— START OF SOURCE DATA —
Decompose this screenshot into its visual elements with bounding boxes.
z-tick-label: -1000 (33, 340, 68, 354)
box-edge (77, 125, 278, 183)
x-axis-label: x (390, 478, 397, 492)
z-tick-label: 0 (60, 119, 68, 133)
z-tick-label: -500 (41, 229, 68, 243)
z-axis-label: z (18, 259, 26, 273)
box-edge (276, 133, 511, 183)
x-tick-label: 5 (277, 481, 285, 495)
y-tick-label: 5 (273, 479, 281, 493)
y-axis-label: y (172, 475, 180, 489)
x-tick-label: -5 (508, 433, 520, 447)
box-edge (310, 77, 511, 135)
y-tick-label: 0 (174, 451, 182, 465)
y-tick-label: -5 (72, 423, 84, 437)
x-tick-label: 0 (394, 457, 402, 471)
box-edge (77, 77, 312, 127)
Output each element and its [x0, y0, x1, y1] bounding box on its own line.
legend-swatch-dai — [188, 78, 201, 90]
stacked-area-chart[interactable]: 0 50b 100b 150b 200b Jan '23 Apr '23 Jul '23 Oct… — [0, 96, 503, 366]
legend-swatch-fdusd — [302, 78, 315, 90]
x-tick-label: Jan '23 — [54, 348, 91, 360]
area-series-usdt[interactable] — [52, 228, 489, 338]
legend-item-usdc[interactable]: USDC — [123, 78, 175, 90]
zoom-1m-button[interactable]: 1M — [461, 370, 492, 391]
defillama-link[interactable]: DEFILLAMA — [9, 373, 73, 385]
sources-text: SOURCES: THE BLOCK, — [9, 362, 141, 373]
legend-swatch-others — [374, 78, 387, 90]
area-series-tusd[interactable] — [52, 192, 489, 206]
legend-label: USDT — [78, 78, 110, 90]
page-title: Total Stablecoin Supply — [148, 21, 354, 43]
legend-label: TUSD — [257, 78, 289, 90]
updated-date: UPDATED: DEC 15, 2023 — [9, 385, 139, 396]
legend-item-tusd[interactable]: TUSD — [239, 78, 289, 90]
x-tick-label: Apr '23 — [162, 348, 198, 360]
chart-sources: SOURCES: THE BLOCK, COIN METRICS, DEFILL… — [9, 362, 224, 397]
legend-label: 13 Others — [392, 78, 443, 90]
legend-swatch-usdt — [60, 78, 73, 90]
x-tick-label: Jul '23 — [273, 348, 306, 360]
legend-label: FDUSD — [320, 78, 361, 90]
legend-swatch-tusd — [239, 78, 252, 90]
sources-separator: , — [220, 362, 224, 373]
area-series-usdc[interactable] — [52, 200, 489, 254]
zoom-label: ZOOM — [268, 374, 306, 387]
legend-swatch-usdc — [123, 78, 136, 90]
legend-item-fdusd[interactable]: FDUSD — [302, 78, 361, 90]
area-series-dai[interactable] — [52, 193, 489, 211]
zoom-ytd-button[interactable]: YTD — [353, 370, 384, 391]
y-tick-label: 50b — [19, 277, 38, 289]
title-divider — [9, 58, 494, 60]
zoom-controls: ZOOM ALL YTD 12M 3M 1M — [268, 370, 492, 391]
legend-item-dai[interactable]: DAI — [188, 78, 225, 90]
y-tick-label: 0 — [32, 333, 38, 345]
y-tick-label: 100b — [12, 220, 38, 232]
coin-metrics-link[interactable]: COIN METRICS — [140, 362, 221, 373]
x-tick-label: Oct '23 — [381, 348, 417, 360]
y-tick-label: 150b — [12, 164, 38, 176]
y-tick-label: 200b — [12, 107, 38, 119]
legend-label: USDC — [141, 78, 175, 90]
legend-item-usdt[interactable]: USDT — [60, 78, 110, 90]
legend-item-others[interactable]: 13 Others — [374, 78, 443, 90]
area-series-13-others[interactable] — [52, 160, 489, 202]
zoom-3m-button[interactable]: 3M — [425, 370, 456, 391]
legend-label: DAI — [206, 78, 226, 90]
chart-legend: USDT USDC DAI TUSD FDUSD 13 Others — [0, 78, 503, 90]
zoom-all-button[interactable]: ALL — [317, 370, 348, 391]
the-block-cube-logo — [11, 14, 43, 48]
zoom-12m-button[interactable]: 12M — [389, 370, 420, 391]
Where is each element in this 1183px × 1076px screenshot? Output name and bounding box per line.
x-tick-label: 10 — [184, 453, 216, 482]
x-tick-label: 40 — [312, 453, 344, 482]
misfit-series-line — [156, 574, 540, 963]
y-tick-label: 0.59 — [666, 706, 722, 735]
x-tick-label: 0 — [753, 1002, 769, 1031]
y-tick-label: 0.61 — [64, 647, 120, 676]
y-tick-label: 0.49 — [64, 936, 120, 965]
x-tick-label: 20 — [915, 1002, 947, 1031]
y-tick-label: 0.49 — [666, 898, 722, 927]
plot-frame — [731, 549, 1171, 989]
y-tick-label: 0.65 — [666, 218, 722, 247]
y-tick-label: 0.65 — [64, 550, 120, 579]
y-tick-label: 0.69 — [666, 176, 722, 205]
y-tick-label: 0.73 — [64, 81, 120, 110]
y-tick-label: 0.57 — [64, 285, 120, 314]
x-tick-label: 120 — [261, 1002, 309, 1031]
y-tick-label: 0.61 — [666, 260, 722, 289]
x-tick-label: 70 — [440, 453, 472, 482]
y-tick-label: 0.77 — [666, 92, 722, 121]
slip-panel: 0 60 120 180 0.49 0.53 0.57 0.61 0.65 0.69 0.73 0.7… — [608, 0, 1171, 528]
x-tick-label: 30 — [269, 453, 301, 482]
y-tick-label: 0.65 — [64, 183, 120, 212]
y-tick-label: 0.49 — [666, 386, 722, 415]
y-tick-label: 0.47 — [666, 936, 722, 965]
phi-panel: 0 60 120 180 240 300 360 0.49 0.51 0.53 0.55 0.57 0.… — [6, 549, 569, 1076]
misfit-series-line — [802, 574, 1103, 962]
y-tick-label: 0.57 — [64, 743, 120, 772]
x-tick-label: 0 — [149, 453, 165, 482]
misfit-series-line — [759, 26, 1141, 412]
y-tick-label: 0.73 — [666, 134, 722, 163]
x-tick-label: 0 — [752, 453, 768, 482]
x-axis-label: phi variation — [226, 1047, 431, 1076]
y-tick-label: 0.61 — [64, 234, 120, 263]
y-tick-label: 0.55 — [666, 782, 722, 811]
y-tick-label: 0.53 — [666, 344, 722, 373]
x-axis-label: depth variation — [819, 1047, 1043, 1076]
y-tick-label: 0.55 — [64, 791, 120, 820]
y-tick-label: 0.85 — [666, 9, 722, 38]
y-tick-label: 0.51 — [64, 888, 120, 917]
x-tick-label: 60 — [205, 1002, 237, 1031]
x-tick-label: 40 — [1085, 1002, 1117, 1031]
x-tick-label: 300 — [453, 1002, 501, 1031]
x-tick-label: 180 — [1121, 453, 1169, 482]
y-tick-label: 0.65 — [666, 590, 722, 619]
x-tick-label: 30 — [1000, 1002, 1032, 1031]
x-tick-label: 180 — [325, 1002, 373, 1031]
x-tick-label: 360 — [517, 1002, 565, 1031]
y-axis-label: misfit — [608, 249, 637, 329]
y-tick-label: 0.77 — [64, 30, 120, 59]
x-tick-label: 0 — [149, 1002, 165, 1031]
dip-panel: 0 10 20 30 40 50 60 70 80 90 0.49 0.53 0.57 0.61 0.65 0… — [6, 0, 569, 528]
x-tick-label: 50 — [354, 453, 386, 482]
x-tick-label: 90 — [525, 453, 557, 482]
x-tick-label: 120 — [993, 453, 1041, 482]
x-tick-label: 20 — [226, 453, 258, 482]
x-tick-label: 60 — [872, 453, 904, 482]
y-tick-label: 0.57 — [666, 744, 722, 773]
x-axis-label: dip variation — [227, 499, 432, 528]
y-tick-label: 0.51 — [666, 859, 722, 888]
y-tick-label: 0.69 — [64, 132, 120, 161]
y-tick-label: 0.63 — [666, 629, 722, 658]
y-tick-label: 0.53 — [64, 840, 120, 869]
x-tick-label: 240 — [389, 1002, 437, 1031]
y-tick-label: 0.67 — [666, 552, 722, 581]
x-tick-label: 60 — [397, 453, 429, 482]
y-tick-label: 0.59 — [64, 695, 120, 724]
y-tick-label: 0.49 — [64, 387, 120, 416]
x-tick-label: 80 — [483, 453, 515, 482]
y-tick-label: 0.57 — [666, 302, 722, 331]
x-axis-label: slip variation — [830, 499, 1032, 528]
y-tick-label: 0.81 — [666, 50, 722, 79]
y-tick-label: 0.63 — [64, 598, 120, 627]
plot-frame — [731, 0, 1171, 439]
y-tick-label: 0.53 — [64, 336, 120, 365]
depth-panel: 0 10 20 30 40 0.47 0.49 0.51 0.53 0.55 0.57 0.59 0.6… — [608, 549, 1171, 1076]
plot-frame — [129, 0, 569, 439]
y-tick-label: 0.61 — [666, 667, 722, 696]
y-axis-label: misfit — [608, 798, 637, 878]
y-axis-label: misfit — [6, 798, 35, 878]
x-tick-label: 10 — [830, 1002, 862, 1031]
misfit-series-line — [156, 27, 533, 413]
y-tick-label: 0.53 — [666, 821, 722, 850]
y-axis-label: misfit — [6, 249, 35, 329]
— END OF SOURCE DATA —
### AIM:
Give the lines from the start of the items up to and including the line with "x-tick-label: 5 (277, 481, 285, 495)" as a Markdown table with the columns Row and Line. Number the rows and leave out any blank lines.

### ANSWER TO THIS PROBLEM:
| Row | Line |
|---|---|
| 1 | Decompose this screenshot into its visual elements with bounding boxes. |
| 2 | z-tick-label: -1000 (33, 340, 68, 354) |
| 3 | box-edge (77, 125, 278, 183) |
| 4 | x-axis-label: x (390, 478, 397, 492) |
| 5 | z-tick-label: 0 (60, 119, 68, 133) |
| 6 | z-tick-label: -500 (41, 229, 68, 243) |
| 7 | z-axis-label: z (18, 259, 26, 273) |
| 8 | box-edge (276, 133, 511, 183) |
| 9 | x-tick-label: 5 (277, 481, 285, 495) |